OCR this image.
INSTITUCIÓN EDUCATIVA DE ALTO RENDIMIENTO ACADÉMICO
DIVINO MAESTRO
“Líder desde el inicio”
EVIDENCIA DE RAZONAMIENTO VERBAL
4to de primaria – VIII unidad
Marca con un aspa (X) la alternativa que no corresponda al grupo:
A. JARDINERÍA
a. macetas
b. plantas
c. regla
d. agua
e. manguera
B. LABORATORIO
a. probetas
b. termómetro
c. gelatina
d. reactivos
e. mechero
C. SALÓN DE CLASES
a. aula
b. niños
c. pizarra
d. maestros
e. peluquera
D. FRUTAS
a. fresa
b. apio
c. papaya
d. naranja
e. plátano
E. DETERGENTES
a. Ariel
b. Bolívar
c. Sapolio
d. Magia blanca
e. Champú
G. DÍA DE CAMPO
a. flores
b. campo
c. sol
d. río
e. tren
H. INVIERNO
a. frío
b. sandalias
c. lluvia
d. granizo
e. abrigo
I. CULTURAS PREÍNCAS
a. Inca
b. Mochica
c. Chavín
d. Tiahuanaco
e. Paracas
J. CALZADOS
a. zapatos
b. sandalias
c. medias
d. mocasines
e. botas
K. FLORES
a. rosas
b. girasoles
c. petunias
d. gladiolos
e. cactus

--- Problem requirements ---
Reproduce every entry shown above, precisely as it stands.

--- Correct result ---
OCR this image.
INSTITUCIÓN EDUCATIVA DE ALTO RENDIMIENTO ACADÉMICO
DIVINO MAESTRO
“Líder desde el inicio”
EVIDENCIA DE RAZONAMIENTO VERBAL
4to de primaria – VIII unidad
Marca con un aspa (X) la alternativa que no corresponda al grupo:
A. JARDINERÍA
a. macetas
b. plantas
c. regla
d. agua
e. manguera
B. LABORATORIO
a. probetas
b. termómetro
c. gelatina
d. reactivos
e. mechero
C. SALÓN DE CLASES
a. aula
b. niños
c. pizarra
d. maestros
e. peluquera
D. FRUTAS
a. fresa
b. apio
c. papaya
d. naranja
e. plátano
E. DETERGENTES
a. Ariel
b. Bolívar
c. Sapolio
d. Magia blanca
e. Champú
G. DÍA DE CAMPO
a. flores
b. campo
c. sol
d. río
e. tren
H. INVIERNO
a. frío
b. sandalias
c. lluvia
d. granizo
e. abrigo
I. CULTURAS PREÍNCAS
a. Inca
b. Mochica
c. Chavín
d. Tiahuanaco
e. Paracas
J. CALZADOS
a. zapatos
b. sandalias
c. medias
d. mocasines
e. botas
K. FLORES
a. rosas
b. girasoles
c. petunias
d. gladiolos
e. cactus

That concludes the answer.